*DIRECTIONS*.
Set down each entry exactly as given; pictures should not appear in the copy.

________________________________________

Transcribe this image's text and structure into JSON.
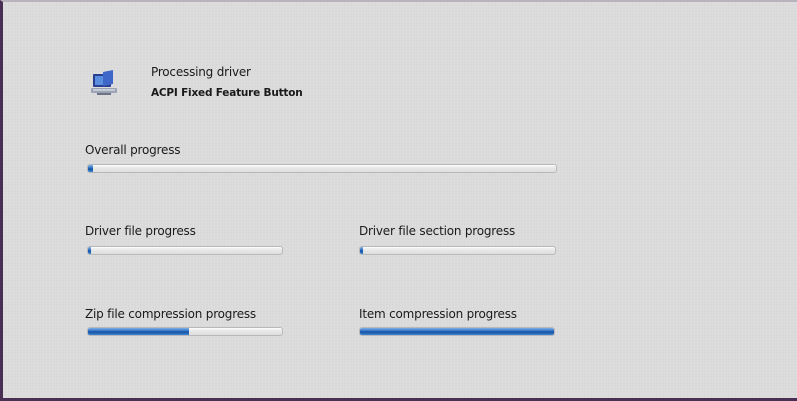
{
  "dialog": {
    "status_line": "Processing driver",
    "current_item": "ACPI Fixed Feature Button",
    "icon": "computer-install-icon"
  },
  "progress": {
    "overall": {
      "label": "Overall progress",
      "value": 0.01
    },
    "driver_file": {
      "label": "Driver file progress",
      "value": 0.01
    },
    "driver_file_section": {
      "label": "Driver file section progress",
      "value": 0.01
    },
    "zip_compression": {
      "label": "Zip file compression progress",
      "value": 0.52
    },
    "item_compression": {
      "label": "Item compression progress",
      "value": 1.0
    }
  },
  "colors": {
    "fill_accent": "#2b6fc4",
    "window_bg": "#d9d9d9",
    "frame": "#4a2f54"
  }
}
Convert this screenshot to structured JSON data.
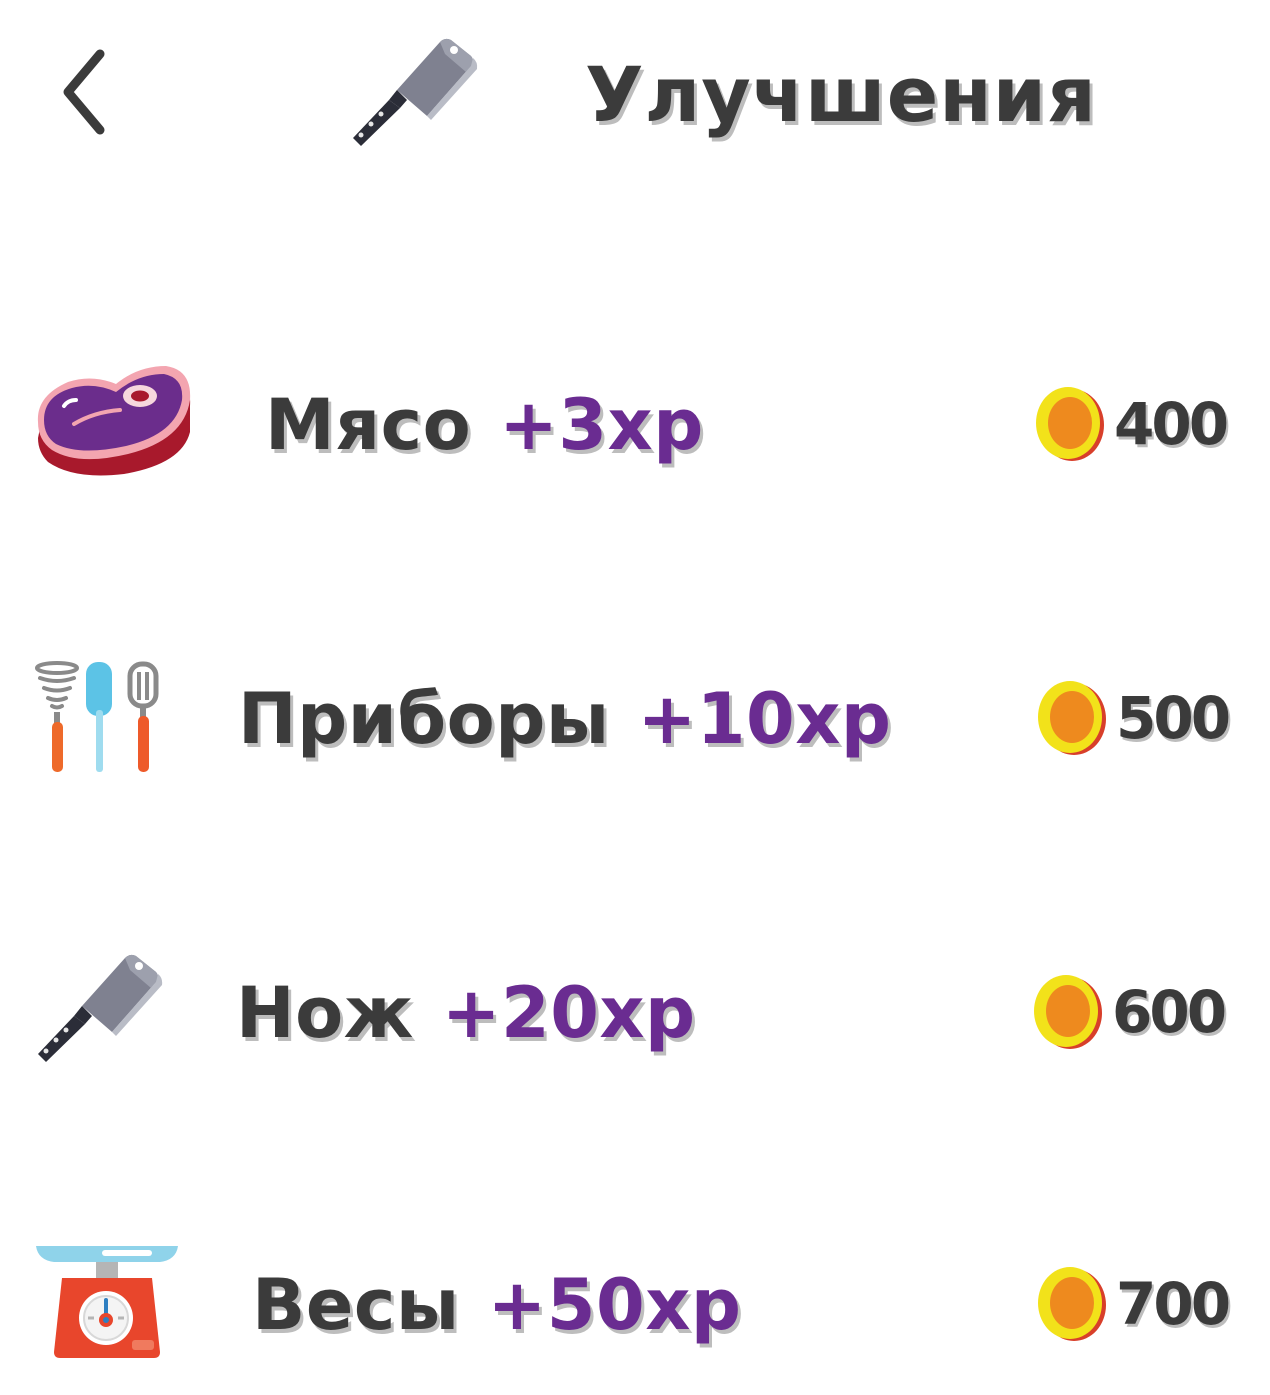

________________________________________

*REPLY TO THE EXERCISE*.
Transcribe this image's text and structure into JSON.
{
  "dialog": {
    "status_line": "Processing driver",
    "current_item": "ACPI Fixed Feature Button",
    "icon": "computer-install-icon"
  },
  "progress": {
    "overall": {
      "label": "Overall progress",
      "value": 0.01
    },
    "driver_file": {
      "label": "Driver file progress",
      "value": 0.01
    },
    "driver_file_section": {
      "label": "Driver file section progress",
      "value": 0.01
    },
    "zip_compression": {
      "label": "Zip file compression progress",
      "value": 0.52
    },
    "item_compression": {
      "label": "Item compression progress",
      "value": 1.0
    }
  },
  "colors": {
    "fill_accent": "#2b6fc4",
    "window_bg": "#d9d9d9",
    "frame": "#4a2f54"
  }
}
Convert this screenshot to structured JSON data.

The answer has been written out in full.